* Begin STORED RECORDS *

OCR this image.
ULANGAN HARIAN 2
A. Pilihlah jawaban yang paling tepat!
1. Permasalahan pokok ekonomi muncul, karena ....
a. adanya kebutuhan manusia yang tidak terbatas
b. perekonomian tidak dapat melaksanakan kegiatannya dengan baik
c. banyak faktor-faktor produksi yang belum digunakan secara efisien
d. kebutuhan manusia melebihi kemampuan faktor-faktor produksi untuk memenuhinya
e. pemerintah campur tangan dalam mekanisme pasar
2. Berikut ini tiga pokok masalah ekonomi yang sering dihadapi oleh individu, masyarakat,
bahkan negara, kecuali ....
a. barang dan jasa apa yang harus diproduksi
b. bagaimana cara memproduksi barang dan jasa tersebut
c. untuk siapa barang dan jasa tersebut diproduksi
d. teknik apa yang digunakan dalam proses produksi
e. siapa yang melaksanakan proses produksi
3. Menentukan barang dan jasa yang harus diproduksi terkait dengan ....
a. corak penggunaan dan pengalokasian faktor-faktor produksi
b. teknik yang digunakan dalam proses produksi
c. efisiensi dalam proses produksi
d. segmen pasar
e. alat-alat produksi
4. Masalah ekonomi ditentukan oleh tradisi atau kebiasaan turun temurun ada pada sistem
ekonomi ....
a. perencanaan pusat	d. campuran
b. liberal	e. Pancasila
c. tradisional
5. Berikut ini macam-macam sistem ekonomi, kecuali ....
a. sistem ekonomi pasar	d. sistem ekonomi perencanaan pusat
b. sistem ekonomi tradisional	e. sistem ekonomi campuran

* End STORED RECORDS *

THE TASK: Write out the records shown above, exactly as they appear.

RESULT:
OCR this image.
ULANGAN HARIAN 2
A. Pilihlah jawaban yang paling tepat!
1. Permasalahan pokok ekonomi muncul, karena ....
a. adanya kebutuhan manusia yang tidak terbatas
b. perekonomian tidak dapat melaksanakan kegiatannya dengan baik
c. banyak faktor-faktor produksi yang belum digunakan secara efisien
d. kebutuhan manusia melebihi kemampuan faktor-faktor produksi untuk memenuhinya
e. pemerintah campur tangan dalam mekanisme pasar
2. Berikut ini tiga pokok masalah ekonomi yang sering dihadapi oleh individu, masyarakat,
bahkan negara, kecuali ....
a. barang dan jasa apa yang harus diproduksi
b. bagaimana cara memproduksi barang dan jasa tersebut
c. untuk siapa barang dan jasa tersebut diproduksi
d. teknik apa yang digunakan dalam proses produksi
e. siapa yang melaksanakan proses produksi
3. Menentukan barang dan jasa yang harus diproduksi terkait dengan ....
a. corak penggunaan dan pengalokasian faktor-faktor produksi
b. teknik yang digunakan dalam proses produksi
c. efisiensi dalam proses produksi
d. segmen pasar
e. alat-alat produksi
4. Masalah ekonomi ditentukan oleh tradisi atau kebiasaan turun temurun ada pada sistem
ekonomi ....
a. perencanaan pusat	d. campuran
b. liberal	e. Pancasila
c. tradisional
5. Berikut ini macam-macam sistem ekonomi, kecuali ....
a. sistem ekonomi pasar	d. sistem ekonomi perencanaan pusat
b. sistem ekonomi tradisional	e. sistem ekonomi campuran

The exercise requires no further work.